◆ What the exercise asks ◆
Read the lines below. Copy out any that hold the string "XRPUSD".

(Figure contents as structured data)
-------

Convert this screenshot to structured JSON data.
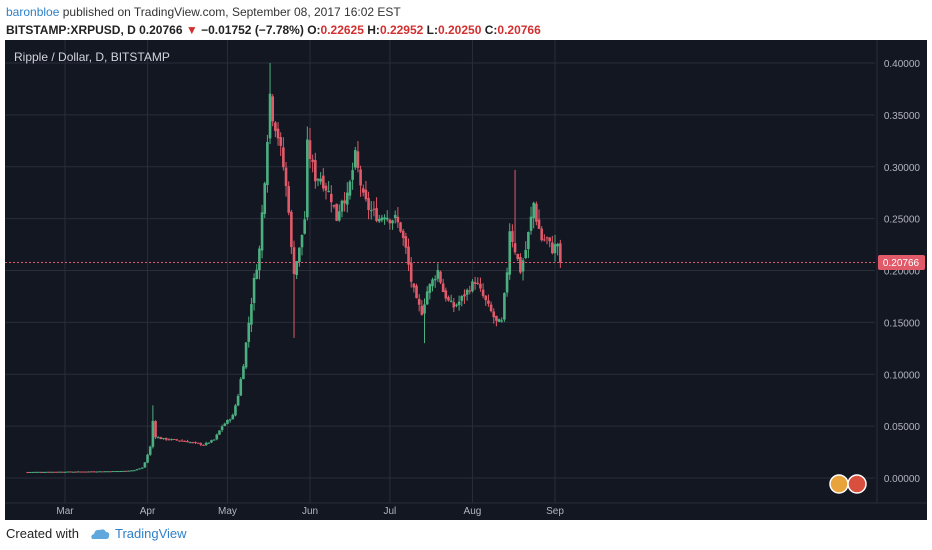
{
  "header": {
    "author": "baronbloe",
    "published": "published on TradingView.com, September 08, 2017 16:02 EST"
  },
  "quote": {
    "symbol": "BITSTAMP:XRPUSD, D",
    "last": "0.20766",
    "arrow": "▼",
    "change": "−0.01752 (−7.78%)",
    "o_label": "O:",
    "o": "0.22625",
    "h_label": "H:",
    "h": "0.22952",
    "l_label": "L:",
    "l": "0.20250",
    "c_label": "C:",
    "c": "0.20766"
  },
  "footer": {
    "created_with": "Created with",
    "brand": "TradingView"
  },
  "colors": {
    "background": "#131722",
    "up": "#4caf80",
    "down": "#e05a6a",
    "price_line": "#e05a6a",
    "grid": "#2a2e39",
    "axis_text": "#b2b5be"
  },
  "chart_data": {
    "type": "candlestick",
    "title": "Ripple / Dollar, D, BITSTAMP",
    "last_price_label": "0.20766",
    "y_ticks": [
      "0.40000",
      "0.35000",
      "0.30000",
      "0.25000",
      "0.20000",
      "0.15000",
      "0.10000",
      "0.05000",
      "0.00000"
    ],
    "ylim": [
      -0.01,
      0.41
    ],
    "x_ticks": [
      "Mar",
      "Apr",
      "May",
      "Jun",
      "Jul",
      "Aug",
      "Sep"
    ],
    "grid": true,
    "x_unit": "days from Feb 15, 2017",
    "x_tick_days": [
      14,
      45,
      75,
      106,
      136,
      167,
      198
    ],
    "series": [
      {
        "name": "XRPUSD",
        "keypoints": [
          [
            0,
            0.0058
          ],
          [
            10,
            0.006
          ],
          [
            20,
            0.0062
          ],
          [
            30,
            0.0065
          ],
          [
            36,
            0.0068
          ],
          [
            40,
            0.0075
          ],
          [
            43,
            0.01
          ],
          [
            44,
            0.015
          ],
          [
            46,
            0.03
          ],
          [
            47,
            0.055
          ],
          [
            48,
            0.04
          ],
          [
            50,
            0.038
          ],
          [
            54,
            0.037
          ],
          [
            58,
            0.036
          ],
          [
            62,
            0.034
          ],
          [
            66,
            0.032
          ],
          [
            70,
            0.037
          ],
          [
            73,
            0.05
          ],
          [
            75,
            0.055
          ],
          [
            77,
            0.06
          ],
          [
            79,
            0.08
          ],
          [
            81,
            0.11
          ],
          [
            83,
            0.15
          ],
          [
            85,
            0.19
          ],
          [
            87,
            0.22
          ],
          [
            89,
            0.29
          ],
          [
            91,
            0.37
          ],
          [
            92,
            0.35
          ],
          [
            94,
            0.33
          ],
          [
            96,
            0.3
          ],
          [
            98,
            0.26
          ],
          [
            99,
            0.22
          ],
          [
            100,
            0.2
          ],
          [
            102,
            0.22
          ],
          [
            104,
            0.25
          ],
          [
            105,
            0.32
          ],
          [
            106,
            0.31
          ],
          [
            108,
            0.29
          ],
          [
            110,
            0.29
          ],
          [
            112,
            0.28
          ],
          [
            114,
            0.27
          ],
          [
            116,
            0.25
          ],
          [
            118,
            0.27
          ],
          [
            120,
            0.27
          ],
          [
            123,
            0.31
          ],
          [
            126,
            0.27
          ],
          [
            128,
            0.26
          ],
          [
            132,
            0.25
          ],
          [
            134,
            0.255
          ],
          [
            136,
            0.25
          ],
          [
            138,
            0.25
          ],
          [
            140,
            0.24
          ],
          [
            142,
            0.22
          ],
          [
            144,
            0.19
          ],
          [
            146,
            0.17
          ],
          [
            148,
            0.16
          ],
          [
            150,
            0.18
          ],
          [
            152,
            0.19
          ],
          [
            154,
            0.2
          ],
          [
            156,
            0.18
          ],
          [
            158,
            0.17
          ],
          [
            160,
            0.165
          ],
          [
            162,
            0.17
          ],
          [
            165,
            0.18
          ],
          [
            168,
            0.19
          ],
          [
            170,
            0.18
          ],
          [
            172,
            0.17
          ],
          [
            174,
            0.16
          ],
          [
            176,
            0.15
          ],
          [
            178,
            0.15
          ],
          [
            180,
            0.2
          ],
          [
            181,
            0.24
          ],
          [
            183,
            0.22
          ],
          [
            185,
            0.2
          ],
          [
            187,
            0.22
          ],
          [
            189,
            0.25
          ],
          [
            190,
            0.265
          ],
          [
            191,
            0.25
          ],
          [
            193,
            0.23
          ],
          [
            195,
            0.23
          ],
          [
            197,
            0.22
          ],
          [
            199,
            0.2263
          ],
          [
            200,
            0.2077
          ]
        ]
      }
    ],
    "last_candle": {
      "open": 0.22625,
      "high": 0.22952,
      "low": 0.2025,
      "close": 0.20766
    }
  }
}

-------

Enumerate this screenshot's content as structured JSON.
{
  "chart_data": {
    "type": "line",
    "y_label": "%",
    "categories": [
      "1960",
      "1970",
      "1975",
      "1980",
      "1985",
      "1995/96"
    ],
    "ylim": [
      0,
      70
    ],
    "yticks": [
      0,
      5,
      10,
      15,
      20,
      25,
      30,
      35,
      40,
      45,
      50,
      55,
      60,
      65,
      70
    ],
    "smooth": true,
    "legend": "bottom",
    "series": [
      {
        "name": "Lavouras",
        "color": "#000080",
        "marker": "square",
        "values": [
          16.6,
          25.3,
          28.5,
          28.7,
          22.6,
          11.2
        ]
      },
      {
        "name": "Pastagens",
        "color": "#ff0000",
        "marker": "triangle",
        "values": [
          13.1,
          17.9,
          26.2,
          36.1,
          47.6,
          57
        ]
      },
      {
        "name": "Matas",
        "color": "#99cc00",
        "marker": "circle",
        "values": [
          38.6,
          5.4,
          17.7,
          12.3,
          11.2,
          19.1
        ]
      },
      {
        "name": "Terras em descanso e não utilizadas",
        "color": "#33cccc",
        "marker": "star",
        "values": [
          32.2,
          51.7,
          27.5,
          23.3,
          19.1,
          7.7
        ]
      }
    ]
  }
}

-------

◆ Written solution ◆
    "symbol": "BITSTAMP:XRPUSD, D",
        "name": "XRPUSD",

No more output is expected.